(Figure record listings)
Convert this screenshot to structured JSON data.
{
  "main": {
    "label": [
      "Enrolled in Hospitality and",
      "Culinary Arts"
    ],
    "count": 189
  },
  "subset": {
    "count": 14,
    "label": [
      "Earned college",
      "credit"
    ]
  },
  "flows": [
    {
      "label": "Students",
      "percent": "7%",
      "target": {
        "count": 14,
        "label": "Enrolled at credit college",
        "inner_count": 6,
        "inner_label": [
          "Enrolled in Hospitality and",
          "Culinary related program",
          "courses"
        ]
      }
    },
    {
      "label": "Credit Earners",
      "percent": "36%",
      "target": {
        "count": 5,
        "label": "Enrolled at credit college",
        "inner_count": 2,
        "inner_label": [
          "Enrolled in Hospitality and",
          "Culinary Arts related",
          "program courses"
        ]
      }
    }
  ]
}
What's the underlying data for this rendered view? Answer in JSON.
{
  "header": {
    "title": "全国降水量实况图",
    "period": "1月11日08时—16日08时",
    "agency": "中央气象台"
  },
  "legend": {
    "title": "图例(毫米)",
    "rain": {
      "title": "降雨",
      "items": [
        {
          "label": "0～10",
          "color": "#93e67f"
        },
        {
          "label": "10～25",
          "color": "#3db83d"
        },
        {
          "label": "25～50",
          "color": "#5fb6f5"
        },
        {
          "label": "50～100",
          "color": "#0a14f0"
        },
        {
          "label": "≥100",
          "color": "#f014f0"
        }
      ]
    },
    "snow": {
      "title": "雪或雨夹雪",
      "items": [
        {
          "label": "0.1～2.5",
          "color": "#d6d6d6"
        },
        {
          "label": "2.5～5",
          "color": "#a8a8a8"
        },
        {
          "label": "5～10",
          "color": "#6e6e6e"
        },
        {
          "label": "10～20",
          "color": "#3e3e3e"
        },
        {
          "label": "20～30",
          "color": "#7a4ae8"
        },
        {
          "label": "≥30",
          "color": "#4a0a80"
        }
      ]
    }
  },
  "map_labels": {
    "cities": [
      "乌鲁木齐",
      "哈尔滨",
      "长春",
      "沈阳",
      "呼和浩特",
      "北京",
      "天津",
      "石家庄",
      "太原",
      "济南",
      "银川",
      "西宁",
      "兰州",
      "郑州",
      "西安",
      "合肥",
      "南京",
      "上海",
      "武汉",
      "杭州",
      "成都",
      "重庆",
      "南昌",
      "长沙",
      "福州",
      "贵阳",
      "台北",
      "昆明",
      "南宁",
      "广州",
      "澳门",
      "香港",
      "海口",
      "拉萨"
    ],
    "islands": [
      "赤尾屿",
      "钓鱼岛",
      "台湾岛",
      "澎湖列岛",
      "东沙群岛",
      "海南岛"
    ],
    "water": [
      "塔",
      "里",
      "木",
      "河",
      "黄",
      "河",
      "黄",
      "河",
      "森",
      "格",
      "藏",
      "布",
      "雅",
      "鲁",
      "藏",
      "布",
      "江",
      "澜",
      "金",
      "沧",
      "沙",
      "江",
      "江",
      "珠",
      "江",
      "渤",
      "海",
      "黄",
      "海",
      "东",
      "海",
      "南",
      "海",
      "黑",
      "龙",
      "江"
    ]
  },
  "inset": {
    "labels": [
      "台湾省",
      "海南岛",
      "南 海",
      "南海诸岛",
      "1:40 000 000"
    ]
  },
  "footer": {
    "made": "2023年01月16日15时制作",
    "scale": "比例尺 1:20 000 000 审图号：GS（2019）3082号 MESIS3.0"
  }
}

--

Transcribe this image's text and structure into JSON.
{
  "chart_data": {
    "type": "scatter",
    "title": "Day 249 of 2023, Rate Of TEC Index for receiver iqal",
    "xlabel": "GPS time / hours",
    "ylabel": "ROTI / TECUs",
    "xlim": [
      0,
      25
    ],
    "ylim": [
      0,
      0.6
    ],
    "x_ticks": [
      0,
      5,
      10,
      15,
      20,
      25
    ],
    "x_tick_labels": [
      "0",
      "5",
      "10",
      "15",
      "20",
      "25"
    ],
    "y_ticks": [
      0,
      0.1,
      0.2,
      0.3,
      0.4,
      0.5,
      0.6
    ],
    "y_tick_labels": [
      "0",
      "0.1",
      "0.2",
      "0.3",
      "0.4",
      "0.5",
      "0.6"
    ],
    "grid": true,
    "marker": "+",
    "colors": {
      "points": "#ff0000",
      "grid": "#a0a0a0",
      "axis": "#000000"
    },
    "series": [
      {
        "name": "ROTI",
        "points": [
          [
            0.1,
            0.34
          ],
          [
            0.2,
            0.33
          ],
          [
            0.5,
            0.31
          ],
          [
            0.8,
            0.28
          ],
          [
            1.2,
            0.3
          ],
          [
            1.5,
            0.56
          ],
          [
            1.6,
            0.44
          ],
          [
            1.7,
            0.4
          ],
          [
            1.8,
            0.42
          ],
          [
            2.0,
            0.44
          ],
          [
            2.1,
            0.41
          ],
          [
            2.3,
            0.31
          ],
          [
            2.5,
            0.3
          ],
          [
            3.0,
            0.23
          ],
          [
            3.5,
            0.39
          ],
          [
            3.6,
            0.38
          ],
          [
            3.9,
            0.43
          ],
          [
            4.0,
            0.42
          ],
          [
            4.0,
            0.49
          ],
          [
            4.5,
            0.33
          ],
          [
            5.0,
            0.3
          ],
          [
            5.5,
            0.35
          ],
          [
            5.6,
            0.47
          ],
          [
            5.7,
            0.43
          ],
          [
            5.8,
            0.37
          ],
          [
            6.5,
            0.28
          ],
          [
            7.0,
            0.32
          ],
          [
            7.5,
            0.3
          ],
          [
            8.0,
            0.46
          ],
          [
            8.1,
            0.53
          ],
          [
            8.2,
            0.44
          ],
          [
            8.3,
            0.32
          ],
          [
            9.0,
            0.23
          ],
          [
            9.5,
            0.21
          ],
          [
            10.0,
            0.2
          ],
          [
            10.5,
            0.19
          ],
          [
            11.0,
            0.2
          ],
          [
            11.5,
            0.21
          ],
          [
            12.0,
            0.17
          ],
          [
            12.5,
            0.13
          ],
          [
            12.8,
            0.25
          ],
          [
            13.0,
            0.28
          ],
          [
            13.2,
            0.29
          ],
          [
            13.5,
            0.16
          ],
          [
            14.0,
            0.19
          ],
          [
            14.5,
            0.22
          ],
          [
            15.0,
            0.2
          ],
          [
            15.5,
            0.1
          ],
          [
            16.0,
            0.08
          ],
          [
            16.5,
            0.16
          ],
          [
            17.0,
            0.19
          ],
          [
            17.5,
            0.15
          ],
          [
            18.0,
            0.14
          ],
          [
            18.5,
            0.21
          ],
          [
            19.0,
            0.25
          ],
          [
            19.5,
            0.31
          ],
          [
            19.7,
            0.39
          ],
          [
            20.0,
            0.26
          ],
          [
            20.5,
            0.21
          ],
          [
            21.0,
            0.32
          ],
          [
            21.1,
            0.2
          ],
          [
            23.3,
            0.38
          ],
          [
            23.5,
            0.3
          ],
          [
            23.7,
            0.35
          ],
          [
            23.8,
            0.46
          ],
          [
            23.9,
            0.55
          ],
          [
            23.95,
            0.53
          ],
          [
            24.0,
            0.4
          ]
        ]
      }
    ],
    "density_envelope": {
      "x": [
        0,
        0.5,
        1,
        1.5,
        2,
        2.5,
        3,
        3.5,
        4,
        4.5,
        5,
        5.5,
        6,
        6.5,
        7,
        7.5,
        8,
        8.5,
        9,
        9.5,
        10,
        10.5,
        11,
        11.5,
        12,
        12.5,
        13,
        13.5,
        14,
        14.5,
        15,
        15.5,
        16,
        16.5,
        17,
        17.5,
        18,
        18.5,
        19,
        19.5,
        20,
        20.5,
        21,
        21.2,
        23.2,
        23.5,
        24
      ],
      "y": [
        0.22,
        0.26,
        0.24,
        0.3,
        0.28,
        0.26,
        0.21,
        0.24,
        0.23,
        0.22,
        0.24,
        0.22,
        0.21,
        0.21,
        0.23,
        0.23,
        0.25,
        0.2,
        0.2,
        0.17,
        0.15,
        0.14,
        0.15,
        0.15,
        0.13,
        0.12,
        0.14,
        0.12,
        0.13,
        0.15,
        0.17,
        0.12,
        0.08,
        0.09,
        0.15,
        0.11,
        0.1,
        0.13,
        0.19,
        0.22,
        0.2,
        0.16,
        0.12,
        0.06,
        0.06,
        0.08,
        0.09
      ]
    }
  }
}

§ Aim: Where does the word "Arts" appear? Return each line that holds it.

§ Result below:
      "Culinary Arts"
          "Culinary Arts related",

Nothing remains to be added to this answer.